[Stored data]
↓
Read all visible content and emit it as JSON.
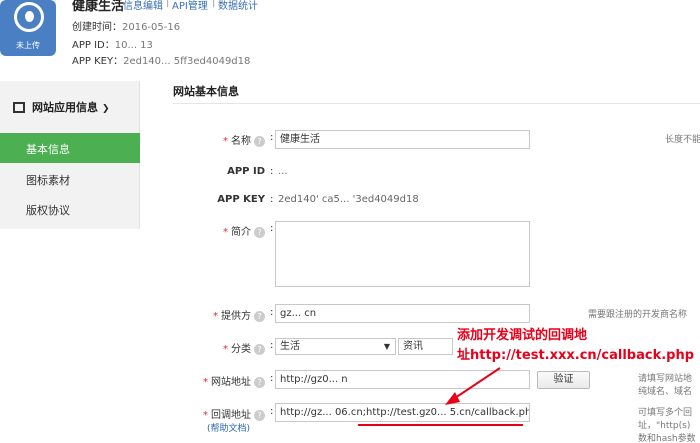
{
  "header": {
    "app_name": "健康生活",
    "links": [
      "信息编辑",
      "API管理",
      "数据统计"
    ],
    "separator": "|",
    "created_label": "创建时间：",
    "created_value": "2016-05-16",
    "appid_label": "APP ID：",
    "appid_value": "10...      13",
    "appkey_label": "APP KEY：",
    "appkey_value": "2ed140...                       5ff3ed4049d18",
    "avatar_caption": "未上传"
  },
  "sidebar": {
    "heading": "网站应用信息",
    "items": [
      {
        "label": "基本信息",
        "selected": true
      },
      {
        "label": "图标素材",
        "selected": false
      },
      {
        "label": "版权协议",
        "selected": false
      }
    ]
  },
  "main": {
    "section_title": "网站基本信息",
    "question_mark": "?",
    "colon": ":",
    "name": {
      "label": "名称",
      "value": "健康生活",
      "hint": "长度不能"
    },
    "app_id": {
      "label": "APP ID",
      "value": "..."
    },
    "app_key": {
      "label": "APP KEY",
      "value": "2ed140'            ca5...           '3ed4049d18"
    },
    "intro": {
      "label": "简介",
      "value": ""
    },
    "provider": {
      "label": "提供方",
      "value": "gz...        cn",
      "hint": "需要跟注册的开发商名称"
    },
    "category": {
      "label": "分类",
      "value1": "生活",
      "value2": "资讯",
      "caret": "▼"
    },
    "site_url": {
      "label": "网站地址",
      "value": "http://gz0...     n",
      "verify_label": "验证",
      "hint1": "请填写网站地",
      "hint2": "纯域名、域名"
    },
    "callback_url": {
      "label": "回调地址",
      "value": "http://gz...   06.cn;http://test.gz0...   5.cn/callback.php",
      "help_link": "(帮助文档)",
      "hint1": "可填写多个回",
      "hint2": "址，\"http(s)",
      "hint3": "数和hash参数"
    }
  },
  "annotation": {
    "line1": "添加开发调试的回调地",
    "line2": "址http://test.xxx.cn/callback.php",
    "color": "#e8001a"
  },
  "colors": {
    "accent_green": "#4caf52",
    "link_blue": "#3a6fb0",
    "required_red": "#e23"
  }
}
↑
↓
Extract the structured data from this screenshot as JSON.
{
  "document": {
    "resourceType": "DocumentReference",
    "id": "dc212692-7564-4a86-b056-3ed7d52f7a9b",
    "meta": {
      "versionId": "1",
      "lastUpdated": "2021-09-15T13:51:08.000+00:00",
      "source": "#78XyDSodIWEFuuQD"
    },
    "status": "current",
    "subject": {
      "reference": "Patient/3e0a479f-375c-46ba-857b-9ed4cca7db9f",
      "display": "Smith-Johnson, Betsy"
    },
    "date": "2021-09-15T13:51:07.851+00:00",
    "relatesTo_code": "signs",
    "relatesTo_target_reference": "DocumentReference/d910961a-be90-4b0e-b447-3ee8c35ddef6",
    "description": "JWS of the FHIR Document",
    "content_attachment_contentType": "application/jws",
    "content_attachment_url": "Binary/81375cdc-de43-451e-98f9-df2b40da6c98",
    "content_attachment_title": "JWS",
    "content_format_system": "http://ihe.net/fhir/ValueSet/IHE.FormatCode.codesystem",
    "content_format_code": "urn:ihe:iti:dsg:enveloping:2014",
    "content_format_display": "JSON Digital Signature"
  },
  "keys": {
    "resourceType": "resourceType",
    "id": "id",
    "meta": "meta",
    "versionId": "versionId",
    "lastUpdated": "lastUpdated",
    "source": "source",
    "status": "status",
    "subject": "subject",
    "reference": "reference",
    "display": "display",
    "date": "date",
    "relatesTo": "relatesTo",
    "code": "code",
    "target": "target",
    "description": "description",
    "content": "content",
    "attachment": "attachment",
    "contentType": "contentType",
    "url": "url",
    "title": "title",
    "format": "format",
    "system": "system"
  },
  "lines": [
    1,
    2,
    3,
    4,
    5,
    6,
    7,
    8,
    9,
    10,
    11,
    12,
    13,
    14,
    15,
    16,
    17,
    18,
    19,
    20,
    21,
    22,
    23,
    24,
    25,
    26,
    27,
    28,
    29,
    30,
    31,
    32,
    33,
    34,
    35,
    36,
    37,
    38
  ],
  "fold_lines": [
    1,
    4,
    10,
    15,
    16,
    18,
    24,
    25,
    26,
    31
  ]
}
↑
PROMPT: Scan the data above and copy every line with "JSON" in it.

RESULT:
Read all visible content and emit it as JSON.
Extract the structured data from this screenshot as JSON.
    "content_format_display": "JSON Digital Signature"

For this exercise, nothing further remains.